Return only the number of lines that hold "weer".

— Begin —

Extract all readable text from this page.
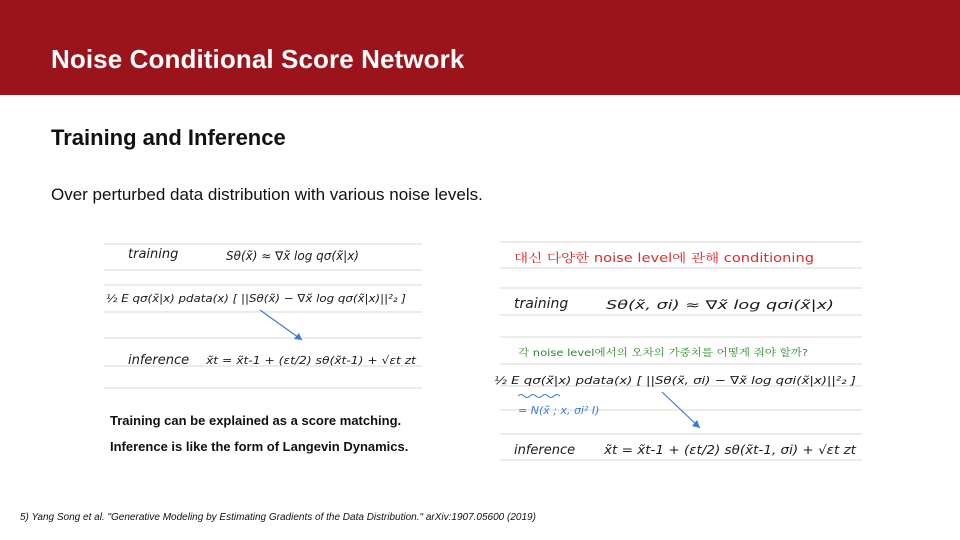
Noise Conditional Score Network
Training and Inference
Over perturbed data distribution with various noise levels.
training	Sθ(x̃) ≈ ∇x̃ log qσ(x̃|x)
½ E qσ(x̃|x) pdata(x) [ ||Sθ(x̃) − ∇x̃ log qσ(x̃|x)||²₂ ]
inference x̃t = x̃t-1 + (εt/2) sθ(x̃t-1) + √εt zt
Training can be explained as a score matching.
Inference is like the form of Langevin Dynamics.
대신 다양한 noise level에 관해 conditioning
training	Sθ(x̃, σi) ≈ ∇x̃ log qσi(x̃|x)
각 noise level에서의 오차의 가중치를 어떻게 줘야 할까?
½ E qσ(x̃|x) pdata(x) [ ||Sθ(x̃, σi) − ∇x̃ log qσi(x̃|x)||²₂ ]
= N(x̃ ; x, σi² I)
inference x̃t = x̃t-1 + (εt/2) sθ(x̃t-1, σi) + √εt zt
5) Yang Song et al. "Generative Modeling by Estimating Gradients of the Data Distribution." arXiv:1907.05600 (2019)
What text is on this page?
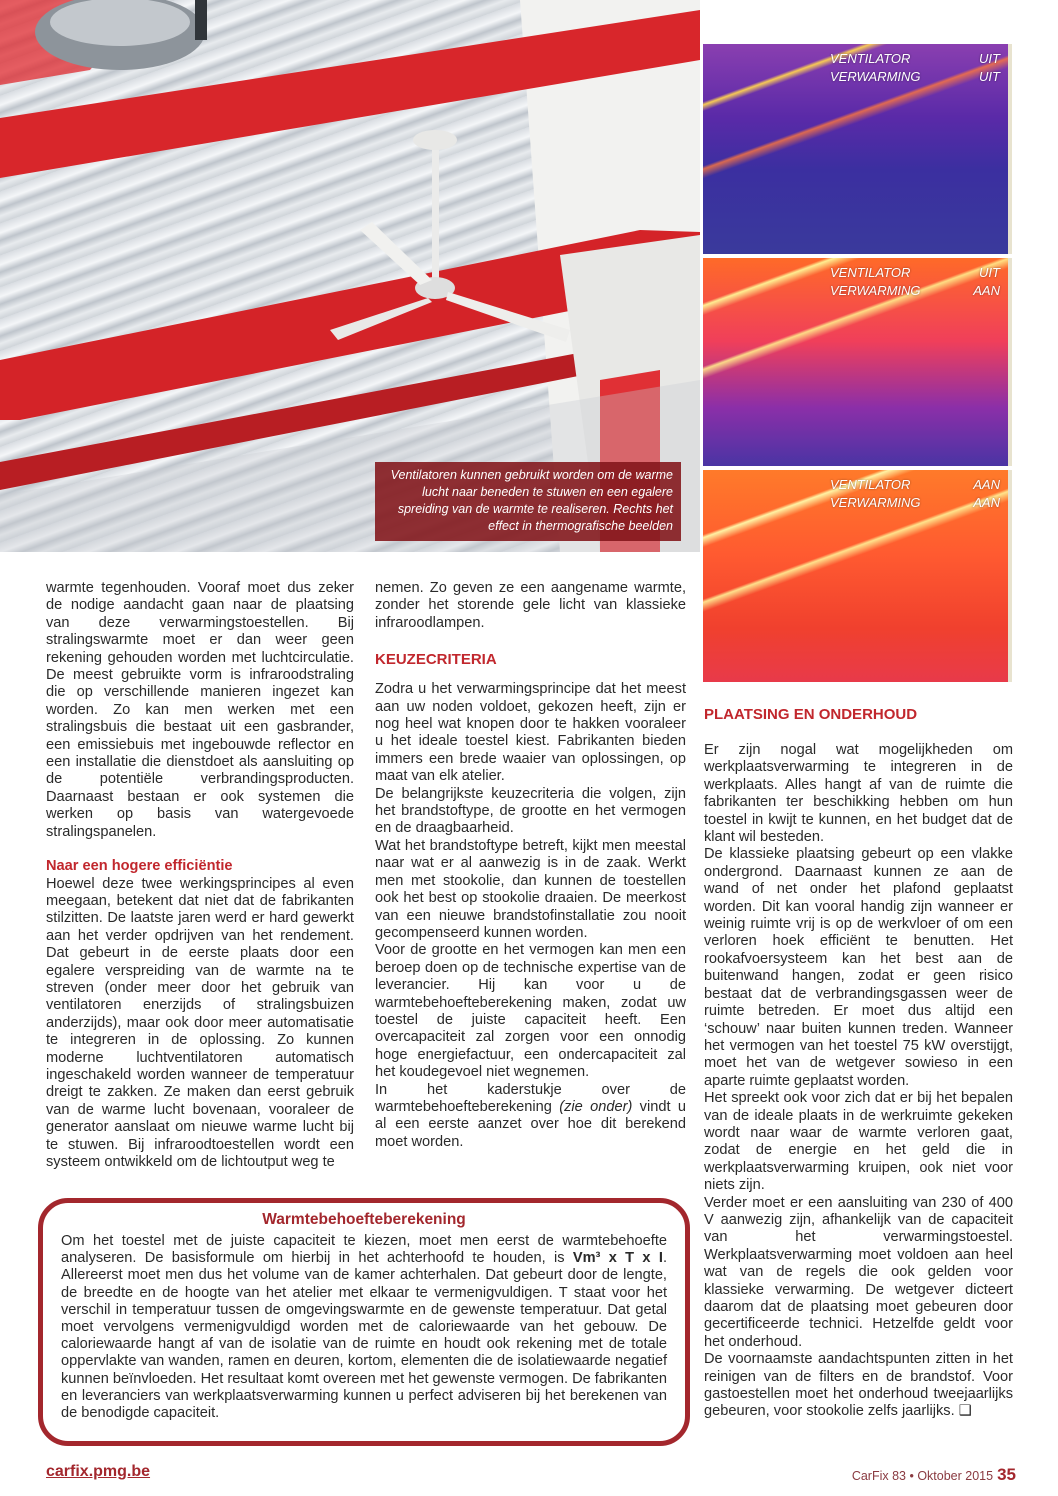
Ventilatoren kunnen gebruikt worden om de warme lucht naar beneden te stuwen en een egalere spreiding van de warmte te realiseren. Rechts het effect in thermografische beelden
VENTILATOR	UIT
VERWARMING	UIT
VENTILATOR	UIT
VERWARMING	AAN
VENTILATOR	AAN
VERWARMING	AAN

warmte tegenhouden. Vooraf moet dus zeker de nodige aandacht gaan naar de plaatsing van deze verwarmingstoestellen. Bij stralingswarmte moet er dan weer geen rekening gehouden worden met luchtcirculatie. De meest gebruikte vorm is infraroodstraling die op verschillende manieren ingezet kan worden. Zo kan men werken met een stralingsbuis die bestaat uit een gasbrander, een emissiebuis met ingebouwde reflector en een installatie die dienstdoet als aansluiting op de potentiële verbrandingsproducten. Daarnaast bestaan er ook systemen die werken op basis van watergevoede stralingspanelen.

Naar een hogere efficiëntie

Hoewel deze twee werkingsprincipes al even meegaan, betekent dat niet dat de fabrikanten stilzitten. De laatste jaren werd er hard gewerkt aan het verder opdrijven van het rendement. Dat gebeurt in de eerste plaats door een egalere verspreiding van de warmte na te streven (onder meer door het gebruik van ventilatoren enerzijds of stralingsbuizen anderzijds), maar ook door meer automatisatie te integreren in de oplossing. Zo kunnen moderne luchtventilatoren automatisch ingeschakeld worden wanneer de temperatuur dreigt te zakken. Ze maken dan eerst gebruik van de warme lucht bovenaan, vooraleer de generator aanslaat om nieuwe warme lucht bij te stuwen. Bij infraroodtoestellen wordt een systeem ontwikkeld om de lichtoutput weg te

nemen. Zo geven ze een aangename warmte, zonder het storende gele licht van klassieke infraroodlampen.

KEUZECRITERIA

Zodra u het verwarmingsprincipe dat het meest aan uw noden voldoet, gekozen heeft, zijn er nog heel wat knopen door te hakken vooraleer u het ideale toestel kiest. Fabrikanten bieden immers een brede waaier van oplossingen, op maat van elk atelier.

De belangrijkste keuzecriteria die volgen, zijn het brandstoftype, de grootte en het vermogen en de draagbaarheid.

Wat het brandstoftype betreft, kijkt men meestal naar wat er al aanwezig is in de zaak. Werkt men met stookolie, dan kunnen de toestellen ook het best op stookolie draaien. De meerkost van een nieuwe brandstofinstallatie zou nooit gecompenseerd kunnen worden.

Voor de grootte en het vermogen kan men een beroep doen op de technische expertise van de leverancier. Hij kan voor u de warmtebehoefteberekening maken, zodat uw toestel de juiste capaciteit heeft. Een overcapaciteit zal zorgen voor een onnodig hoge energiefactuur, een ondercapaciteit zal het koudegevoel niet wegnemen.

In het kaderstukje over de warmtebehoefteberekening (zie onder) vindt u al een eerste aanzet over hoe dit berekend moet worden.

PLAATSING EN ONDERHOUD

Er zijn nogal wat mogelijkheden om werkplaatsverwarming te integreren in de werkplaats. Alles hangt af van de ruimte die fabrikanten ter beschikking hebben om hun toestel in kwijt te kunnen, en het budget dat de klant wil besteden.

De klassieke plaatsing gebeurt op een vlakke ondergrond. Daarnaast kunnen ze aan de wand of net onder het plafond geplaatst worden. Dit kan vooral handig zijn wanneer er weinig ruimte vrij is op de werkvloer of om een verloren hoek efficiënt te benutten. Het rookafvoersysteem kan het best aan de buitenwand hangen, zodat er geen risico bestaat dat de verbrandingsgassen weer de ruimte betreden. Er moet dus altijd een ‘schouw’ naar buiten kunnen treden. Wanneer het vermogen van het toestel 75 kW overstijgt, moet het van de wetgever sowieso in een aparte ruimte geplaatst worden.

Het spreekt ook voor zich dat er bij het bepalen van de ideale plaats in de werkruimte gekeken wordt naar waar de warmte verloren gaat, zodat de energie en het geld die in werkplaatsverwarming kruipen, ook niet voor niets zijn.

Verder moet er een aansluiting van 230 of 400 V aanwezig zijn, afhankelijk van de capaciteit van het verwarmingstoestel. Werkplaatsverwarming moet voldoen aan heel wat van de regels die ook gelden voor klassieke verwarming. De wetgever dicteert daarom dat de plaatsing moet gebeuren door gecertificeerde technici. Hetzelfde geldt voor het onderhoud.

De voornaamste aandachtspunten zitten in het reinigen van de filters en de brandstof. Voor gastoestellen moet het onderhoud tweejaarlijks gebeuren, voor stookolie zelfs jaarlijks. ❑

Warmtebehoefteberekening

Om het toestel met de juiste capaciteit te kiezen, moet men eerst de warmtebehoefte analyseren. De basisformule om hierbij in het achterhoofd te houden, is Vm³ x T x I. Allereerst moet men dus het volume van de kamer achterhalen. Dat gebeurt door de lengte, de breedte en de hoogte van het atelier met elkaar te vermenigvuldigen. T staat voor het verschil in temperatuur tussen de omgevingswarmte en de gewenste temperatuur. Dat getal moet vervolgens vermenigvuldigd worden met de caloriewaarde van het gebouw. De caloriewaarde hangt af van de isolatie van de ruimte en houdt ook rekening met de totale oppervlakte van wanden, ramen en deuren, kortom, elementen die de isolatiewaarde negatief kunnen beïnvloeden. Het resultaat komt overeen met het gewenste vermogen. De fabrikanten en leveranciers van werkplaatsverwarming kunnen u perfect adviseren bij het berekenen van de benodigde capaciteit.

carfix.pmg.be	CarFix 83 • Oktober 2015 35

— End —

* Exercise solution:
2